Description of the task
Every record must be repeated exactly; omit any pictures they contain.

Records contained in a dataset
------------------------------------------------------------------------

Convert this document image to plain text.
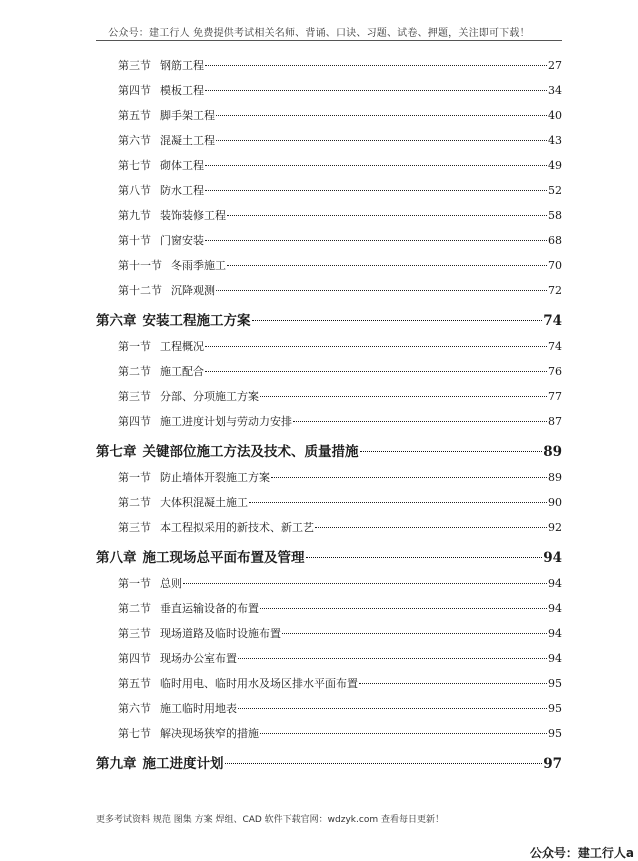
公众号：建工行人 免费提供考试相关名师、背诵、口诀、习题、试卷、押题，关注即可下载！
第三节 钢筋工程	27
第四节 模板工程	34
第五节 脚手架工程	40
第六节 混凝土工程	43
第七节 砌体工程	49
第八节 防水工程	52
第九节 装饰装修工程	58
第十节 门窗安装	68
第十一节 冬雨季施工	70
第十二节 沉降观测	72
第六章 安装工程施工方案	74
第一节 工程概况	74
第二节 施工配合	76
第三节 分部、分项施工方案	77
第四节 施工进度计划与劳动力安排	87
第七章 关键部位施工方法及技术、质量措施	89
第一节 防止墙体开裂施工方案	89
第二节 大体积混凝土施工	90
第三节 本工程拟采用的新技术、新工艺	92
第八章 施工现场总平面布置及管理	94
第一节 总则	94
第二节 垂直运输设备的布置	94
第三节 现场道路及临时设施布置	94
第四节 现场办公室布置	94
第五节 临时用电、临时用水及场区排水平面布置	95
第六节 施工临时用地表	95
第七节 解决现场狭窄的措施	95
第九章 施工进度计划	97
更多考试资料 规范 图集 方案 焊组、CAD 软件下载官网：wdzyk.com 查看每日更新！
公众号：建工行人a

------------------------------------------------------------------------

Correct output
Convert this document image to plain text.
公众号：建工行人 免费提供考试相关名师、背诵、口诀、习题、试卷、押题，关注即可下载！
第三节 钢筋工程	27
第四节 模板工程	34
第五节 脚手架工程	40
第六节 混凝土工程	43
第七节 砌体工程	49
第八节 防水工程	52
第九节 装饰装修工程	58
第十节 门窗安装	68
第十一节 冬雨季施工	70
第十二节 沉降观测	72
第六章 安装工程施工方案	74
第一节 工程概况	74
第二节 施工配合	76
第三节 分部、分项施工方案	77
第四节 施工进度计划与劳动力安排	87
第七章 关键部位施工方法及技术、质量措施	89
第一节 防止墙体开裂施工方案	89
第二节 大体积混凝土施工	90
第三节 本工程拟采用的新技术、新工艺	92
第八章 施工现场总平面布置及管理	94
第一节 总则	94
第二节 垂直运输设备的布置	94
第三节 现场道路及临时设施布置	94
第四节 现场办公室布置	94
第五节 临时用电、临时用水及场区排水平面布置	95
第六节 施工临时用地表	95
第七节 解决现场狭窄的措施	95
第九章 施工进度计划	97
更多考试资料 规范 图集 方案 焊组、CAD 软件下载官网：wdzyk.com 查看每日更新！
公众号：建工行人a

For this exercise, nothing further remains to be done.